§ YOUR TASK: Look through the data below. Pick out the lines holding the string "Steenstrup".

§ DATA LISTING:
-- Begin --

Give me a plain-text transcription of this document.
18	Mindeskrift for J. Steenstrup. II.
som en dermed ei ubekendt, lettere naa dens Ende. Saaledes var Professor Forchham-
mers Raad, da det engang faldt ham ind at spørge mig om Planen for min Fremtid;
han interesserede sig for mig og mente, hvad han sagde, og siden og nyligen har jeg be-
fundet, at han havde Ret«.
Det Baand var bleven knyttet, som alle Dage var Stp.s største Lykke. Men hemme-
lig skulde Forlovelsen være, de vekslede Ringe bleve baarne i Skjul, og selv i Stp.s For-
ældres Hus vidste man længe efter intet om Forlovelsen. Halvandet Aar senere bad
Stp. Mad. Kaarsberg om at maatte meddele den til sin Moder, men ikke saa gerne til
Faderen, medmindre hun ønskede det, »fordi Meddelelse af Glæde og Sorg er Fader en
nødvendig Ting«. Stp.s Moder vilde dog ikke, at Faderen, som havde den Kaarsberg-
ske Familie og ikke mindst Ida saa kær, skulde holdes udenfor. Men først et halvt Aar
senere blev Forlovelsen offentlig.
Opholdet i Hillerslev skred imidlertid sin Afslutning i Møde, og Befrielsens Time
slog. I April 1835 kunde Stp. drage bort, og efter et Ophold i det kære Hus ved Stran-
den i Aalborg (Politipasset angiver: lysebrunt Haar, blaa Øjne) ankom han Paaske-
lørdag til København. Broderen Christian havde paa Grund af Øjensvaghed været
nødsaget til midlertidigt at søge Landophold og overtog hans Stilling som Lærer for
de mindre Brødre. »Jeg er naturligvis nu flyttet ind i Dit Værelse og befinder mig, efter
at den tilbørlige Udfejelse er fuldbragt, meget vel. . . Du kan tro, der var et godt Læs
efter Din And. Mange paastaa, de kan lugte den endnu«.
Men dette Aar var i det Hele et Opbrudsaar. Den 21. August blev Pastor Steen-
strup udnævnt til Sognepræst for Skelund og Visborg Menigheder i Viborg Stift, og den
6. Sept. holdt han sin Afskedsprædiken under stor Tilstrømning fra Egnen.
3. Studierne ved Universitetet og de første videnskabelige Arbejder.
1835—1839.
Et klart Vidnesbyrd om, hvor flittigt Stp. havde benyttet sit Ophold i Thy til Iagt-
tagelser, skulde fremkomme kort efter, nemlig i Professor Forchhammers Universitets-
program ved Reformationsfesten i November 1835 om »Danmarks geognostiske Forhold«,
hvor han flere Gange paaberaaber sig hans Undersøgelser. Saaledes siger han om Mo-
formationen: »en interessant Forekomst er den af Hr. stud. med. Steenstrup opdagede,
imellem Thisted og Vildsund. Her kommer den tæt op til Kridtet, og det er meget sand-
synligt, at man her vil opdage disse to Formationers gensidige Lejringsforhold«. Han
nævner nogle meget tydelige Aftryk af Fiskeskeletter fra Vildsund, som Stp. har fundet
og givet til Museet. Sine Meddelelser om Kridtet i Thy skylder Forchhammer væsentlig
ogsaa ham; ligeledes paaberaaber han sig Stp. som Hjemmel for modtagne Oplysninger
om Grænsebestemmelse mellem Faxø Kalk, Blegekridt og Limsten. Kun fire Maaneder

-- End --

§ SOLUTION FOR THIS TASK:
18	Mindeskrift for J. Steenstrup. II.
formationen: »en interessant Forekomst er den af Hr. stud. med. Steenstrup opdagede,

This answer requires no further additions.